Problem
For this exercise, copy out each line of the material below that includes "variant".

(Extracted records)
┌──

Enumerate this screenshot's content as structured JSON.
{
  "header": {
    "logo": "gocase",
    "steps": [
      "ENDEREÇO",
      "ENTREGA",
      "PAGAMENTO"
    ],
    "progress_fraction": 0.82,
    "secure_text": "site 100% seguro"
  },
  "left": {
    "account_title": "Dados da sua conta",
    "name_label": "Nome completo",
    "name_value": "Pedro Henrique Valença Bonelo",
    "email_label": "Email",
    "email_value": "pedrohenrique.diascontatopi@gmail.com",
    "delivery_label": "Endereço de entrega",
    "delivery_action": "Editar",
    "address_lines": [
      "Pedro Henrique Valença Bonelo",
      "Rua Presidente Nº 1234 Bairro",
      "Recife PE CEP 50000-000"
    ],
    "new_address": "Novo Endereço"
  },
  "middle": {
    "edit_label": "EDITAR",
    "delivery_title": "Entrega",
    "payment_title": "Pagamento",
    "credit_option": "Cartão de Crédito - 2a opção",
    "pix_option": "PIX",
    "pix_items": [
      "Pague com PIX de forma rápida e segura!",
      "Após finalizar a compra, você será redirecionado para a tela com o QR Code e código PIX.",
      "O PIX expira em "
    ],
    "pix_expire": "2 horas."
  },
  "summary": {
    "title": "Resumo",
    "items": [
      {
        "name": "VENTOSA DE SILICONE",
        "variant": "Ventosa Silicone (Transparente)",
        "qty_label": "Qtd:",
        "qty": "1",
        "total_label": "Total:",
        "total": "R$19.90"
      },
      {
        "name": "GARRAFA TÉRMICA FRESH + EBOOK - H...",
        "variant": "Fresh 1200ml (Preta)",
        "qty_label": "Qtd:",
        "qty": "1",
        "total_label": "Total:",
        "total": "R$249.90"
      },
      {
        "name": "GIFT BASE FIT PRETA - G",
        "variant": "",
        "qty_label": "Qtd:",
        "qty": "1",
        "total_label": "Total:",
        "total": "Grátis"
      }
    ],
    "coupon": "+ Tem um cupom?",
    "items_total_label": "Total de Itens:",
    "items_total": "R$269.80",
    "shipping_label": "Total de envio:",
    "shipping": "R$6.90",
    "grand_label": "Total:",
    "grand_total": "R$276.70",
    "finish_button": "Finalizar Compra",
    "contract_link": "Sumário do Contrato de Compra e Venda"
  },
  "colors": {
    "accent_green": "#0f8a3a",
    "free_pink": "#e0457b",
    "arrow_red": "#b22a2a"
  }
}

└──

Reply
        "variant": "Ventosa Silicone (Transparente)",
        "variant": "Fresh 1200ml (Preta)",
        "variant": "",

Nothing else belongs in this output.